Dataset listings of figures:
■ ■ ■ ■ ■

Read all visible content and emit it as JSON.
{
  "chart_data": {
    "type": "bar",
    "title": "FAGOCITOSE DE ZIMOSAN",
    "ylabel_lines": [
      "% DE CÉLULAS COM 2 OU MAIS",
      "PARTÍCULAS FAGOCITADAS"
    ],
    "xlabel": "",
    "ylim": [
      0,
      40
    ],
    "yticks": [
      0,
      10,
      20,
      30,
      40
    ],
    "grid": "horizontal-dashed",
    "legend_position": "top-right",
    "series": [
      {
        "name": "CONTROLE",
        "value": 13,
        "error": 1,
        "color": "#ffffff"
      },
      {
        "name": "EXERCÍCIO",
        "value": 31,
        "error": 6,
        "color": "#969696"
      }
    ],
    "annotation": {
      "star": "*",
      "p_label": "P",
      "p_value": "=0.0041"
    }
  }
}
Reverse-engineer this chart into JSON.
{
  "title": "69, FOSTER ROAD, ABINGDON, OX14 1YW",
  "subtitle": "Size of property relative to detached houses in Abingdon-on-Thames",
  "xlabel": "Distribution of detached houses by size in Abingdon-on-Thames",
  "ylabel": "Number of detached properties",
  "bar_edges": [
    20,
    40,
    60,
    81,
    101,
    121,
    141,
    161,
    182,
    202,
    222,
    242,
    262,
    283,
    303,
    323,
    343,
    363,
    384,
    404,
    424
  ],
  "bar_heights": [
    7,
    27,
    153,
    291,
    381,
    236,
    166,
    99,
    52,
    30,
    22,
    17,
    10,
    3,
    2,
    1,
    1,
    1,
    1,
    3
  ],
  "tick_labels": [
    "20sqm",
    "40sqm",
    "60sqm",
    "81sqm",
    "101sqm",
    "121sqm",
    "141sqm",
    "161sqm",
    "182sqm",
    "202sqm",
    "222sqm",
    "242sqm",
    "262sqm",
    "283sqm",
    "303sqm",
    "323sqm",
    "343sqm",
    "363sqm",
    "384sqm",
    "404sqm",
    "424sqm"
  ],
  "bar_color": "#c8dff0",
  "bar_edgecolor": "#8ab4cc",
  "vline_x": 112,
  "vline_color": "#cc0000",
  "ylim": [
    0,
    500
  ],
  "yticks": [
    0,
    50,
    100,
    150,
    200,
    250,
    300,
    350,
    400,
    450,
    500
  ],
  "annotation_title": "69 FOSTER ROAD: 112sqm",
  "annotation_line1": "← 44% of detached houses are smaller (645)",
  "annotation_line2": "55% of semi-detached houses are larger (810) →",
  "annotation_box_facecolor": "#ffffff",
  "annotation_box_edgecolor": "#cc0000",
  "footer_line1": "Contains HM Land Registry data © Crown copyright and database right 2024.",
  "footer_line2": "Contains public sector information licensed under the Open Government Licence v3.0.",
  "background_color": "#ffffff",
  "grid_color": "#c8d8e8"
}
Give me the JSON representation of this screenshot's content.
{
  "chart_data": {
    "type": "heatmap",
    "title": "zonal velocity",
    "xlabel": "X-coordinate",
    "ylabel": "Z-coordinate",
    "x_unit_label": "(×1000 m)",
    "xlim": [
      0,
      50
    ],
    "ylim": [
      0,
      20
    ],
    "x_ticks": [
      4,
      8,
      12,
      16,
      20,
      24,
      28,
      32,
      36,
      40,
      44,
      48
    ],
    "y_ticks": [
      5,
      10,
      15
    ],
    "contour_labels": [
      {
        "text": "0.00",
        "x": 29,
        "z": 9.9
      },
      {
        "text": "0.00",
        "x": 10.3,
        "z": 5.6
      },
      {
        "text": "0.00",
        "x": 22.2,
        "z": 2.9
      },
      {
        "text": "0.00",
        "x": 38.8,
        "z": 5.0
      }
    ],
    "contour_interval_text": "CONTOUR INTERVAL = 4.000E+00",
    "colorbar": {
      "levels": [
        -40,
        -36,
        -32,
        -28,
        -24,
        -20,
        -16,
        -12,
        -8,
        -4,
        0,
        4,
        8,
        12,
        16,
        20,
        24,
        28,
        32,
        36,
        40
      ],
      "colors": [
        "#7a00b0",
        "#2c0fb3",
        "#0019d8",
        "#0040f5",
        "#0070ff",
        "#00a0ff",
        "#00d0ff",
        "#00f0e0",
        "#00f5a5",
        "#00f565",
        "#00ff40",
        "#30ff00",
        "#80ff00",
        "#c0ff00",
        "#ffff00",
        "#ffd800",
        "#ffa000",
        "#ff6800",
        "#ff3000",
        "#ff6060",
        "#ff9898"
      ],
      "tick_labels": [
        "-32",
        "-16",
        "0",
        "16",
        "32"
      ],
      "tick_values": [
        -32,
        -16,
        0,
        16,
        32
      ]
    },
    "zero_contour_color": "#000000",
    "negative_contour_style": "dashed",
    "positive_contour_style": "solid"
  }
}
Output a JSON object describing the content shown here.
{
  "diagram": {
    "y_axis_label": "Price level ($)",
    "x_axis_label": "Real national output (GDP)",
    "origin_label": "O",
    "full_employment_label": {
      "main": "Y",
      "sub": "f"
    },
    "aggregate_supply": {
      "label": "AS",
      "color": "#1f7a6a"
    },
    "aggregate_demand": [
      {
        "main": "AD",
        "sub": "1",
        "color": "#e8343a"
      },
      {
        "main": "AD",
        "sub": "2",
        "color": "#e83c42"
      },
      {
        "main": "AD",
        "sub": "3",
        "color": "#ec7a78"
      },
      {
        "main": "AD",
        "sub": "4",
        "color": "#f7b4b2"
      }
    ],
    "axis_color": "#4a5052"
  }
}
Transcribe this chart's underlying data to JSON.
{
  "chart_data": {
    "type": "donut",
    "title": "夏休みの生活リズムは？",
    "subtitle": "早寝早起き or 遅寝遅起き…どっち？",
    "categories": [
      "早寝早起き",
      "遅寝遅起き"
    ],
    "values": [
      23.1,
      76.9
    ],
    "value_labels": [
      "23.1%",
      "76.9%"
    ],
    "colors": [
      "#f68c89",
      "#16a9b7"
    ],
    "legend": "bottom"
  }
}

■ ■ ■ ■ ■

(Stated exercise): Word for word, restate all of the data shown above.

(Correct result):
Read all visible content and emit it as JSON.
{
  "chart_data": {
    "type": "bar",
    "title": "FAGOCITOSE DE ZIMOSAN",
    "ylabel_lines": [
      "% DE CÉLULAS COM 2 OU MAIS",
      "PARTÍCULAS FAGOCITADAS"
    ],
    "xlabel": "",
    "ylim": [
      0,
      40
    ],
    "yticks": [
      0,
      10,
      20,
      30,
      40
    ],
    "grid": "horizontal-dashed",
    "legend_position": "top-right",
    "series": [
      {
        "name": "CONTROLE",
        "value": 13,
        "error": 1,
        "color": "#ffffff"
      },
      {
        "name": "EXERCÍCIO",
        "value": 31,
        "error": 6,
        "color": "#969696"
      }
    ],
    "annotation": {
      "star": "*",
      "p_label": "P",
      "p_value": "=0.0041"
    }
  }
}
Reverse-engineer this chart into JSON.
{
  "title": "69, FOSTER ROAD, ABINGDON, OX14 1YW",
  "subtitle": "Size of property relative to detached houses in Abingdon-on-Thames",
  "xlabel": "Distribution of detached houses by size in Abingdon-on-Thames",
  "ylabel": "Number of detached properties",
  "bar_edges": [
    20,
    40,
    60,
    81,
    101,
    121,
    141,
    161,
    182,
    202,
    222,
    242,
    262,
    283,
    303,
    323,
    343,
    363,
    384,
    404,
    424
  ],
  "bar_heights": [
    7,
    27,
    153,
    291,
    381,
    236,
    166,
    99,
    52,
    30,
    22,
    17,
    10,
    3,
    2,
    1,
    1,
    1,
    1,
    3
  ],
  "tick_labels": [
    "20sqm",
    "40sqm",
    "60sqm",
    "81sqm",
    "101sqm",
    "121sqm",
    "141sqm",
    "161sqm",
    "182sqm",
    "202sqm",
    "222sqm",
    "242sqm",
    "262sqm",
    "283sqm",
    "303sqm",
    "323sqm",
    "343sqm",
    "363sqm",
    "384sqm",
    "404sqm",
    "424sqm"
  ],
  "bar_color": "#c8dff0",
  "bar_edgecolor": "#8ab4cc",
  "vline_x": 112,
  "vline_color": "#cc0000",
  "ylim": [
    0,
    500
  ],
  "yticks": [
    0,
    50,
    100,
    150,
    200,
    250,
    300,
    350,
    400,
    450,
    500
  ],
  "annotation_title": "69 FOSTER ROAD: 112sqm",
  "annotation_line1": "← 44% of detached houses are smaller (645)",
  "annotation_line2": "55% of semi-detached houses are larger (810) →",
  "annotation_box_facecolor": "#ffffff",
  "annotation_box_edgecolor": "#cc0000",
  "footer_line1": "Contains HM Land Registry data © Crown copyright and database right 2024.",
  "footer_line2": "Contains public sector information licensed under the Open Government Licence v3.0.",
  "background_color": "#ffffff",
  "grid_color": "#c8d8e8"
}
Give me the JSON representation of this screenshot's content.
{
  "chart_data": {
    "type": "heatmap",
    "title": "zonal velocity",
    "xlabel": "X-coordinate",
    "ylabel": "Z-coordinate",
    "x_unit_label": "(×1000 m)",
    "xlim": [
      0,
      50
    ],
    "ylim": [
      0,
      20
    ],
    "x_ticks": [
      4,
      8,
      12,
      16,
      20,
      24,
      28,
      32,
      36,
      40,
      44,
      48
    ],
    "y_ticks": [
      5,
      10,
      15
    ],
    "contour_labels": [
      {
        "text": "0.00",
        "x": 29,
        "z": 9.9
      },
      {
        "text": "0.00",
        "x": 10.3,
        "z": 5.6
      },
      {
        "text": "0.00",
        "x": 22.2,
        "z": 2.9
      },
      {
        "text": "0.00",
        "x": 38.8,
        "z": 5.0
      }
    ],
    "contour_interval_text": "CONTOUR INTERVAL = 4.000E+00",
    "colorbar": {
      "levels": [
        -40,
        -36,
        -32,
        -28,
        -24,
        -20,
        -16,
        -12,
        -8,
        -4,
        0,
        4,
        8,
        12,
        16,
        20,
        24,
        28,
        32,
        36,
        40
      ],
      "colors": [
        "#7a00b0",
        "#2c0fb3",
        "#0019d8",
        "#0040f5",
        "#0070ff",
        "#00a0ff",
        "#00d0ff",
        "#00f0e0",
        "#00f5a5",
        "#00f565",
        "#00ff40",
        "#30ff00",
        "#80ff00",
        "#c0ff00",
        "#ffff00",
        "#ffd800",
        "#ffa000",
        "#ff6800",
        "#ff3000",
        "#ff6060",
        "#ff9898"
      ],
      "tick_labels": [
        "-32",
        "-16",
        "0",
        "16",
        "32"
      ],
      "tick_values": [
        -32,
        -16,
        0,
        16,
        32
      ]
    },
    "zero_contour_color": "#000000",
    "negative_contour_style": "dashed",
    "positive_contour_style": "solid"
  }
}
Output a JSON object describing the content shown here.
{
  "diagram": {
    "y_axis_label": "Price level ($)",
    "x_axis_label": "Real national output (GDP)",
    "origin_label": "O",
    "full_employment_label": {
      "main": "Y",
      "sub": "f"
    },
    "aggregate_supply": {
      "label": "AS",
      "color": "#1f7a6a"
    },
    "aggregate_demand": [
      {
        "main": "AD",
        "sub": "1",
        "color": "#e8343a"
      },
      {
        "main": "AD",
        "sub": "2",
        "color": "#e83c42"
      },
      {
        "main": "AD",
        "sub": "3",
        "color": "#ec7a78"
      },
      {
        "main": "AD",
        "sub": "4",
        "color": "#f7b4b2"
      }
    ],
    "axis_color": "#4a5052"
  }
}
Transcribe this chart's underlying data to JSON.
{
  "chart_data": {
    "type": "donut",
    "title": "夏休みの生活リズムは？",
    "subtitle": "早寝早起き or 遅寝遅起き…どっち？",
    "categories": [
      "早寝早起き",
      "遅寝遅起き"
    ],
    "values": [
      23.1,
      76.9
    ],
    "value_labels": [
      "23.1%",
      "76.9%"
    ],
    "colors": [
      "#f68c89",
      "#16a9b7"
    ],
    "legend": "bottom"
  }
}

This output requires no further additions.